* To be done: Only the number is wanted: count the lines that contain "structured".

* Records for the task:
↓
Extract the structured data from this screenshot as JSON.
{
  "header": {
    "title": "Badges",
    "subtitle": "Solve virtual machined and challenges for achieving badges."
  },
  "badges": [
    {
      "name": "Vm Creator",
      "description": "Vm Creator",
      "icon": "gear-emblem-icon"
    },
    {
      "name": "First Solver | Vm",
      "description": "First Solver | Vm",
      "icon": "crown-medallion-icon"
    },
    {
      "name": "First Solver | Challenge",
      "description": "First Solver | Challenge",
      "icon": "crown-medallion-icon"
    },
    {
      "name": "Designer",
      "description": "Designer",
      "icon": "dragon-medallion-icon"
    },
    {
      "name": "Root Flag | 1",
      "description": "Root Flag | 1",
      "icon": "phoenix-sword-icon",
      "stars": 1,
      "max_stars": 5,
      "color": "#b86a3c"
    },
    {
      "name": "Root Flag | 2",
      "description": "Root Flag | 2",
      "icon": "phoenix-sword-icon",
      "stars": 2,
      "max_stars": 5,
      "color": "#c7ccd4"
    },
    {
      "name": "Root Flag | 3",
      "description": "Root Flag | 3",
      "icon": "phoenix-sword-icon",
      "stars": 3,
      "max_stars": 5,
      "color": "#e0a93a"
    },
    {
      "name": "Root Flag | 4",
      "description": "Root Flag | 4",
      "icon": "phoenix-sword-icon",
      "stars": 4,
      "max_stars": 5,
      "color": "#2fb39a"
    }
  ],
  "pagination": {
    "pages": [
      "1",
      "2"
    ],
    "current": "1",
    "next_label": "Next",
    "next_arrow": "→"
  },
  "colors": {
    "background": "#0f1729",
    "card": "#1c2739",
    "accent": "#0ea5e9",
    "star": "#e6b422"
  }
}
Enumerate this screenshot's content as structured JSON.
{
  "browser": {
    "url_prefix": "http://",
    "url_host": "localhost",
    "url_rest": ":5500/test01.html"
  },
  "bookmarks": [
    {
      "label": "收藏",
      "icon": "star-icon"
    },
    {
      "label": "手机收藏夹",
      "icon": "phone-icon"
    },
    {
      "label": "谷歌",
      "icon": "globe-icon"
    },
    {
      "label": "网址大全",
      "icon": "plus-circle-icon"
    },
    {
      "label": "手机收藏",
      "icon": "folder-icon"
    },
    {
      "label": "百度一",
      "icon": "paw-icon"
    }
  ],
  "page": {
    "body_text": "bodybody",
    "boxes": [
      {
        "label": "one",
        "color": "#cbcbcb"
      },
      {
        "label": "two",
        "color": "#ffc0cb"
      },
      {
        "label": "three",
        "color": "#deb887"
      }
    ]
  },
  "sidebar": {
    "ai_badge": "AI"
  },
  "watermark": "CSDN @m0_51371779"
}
↑
* In response: 2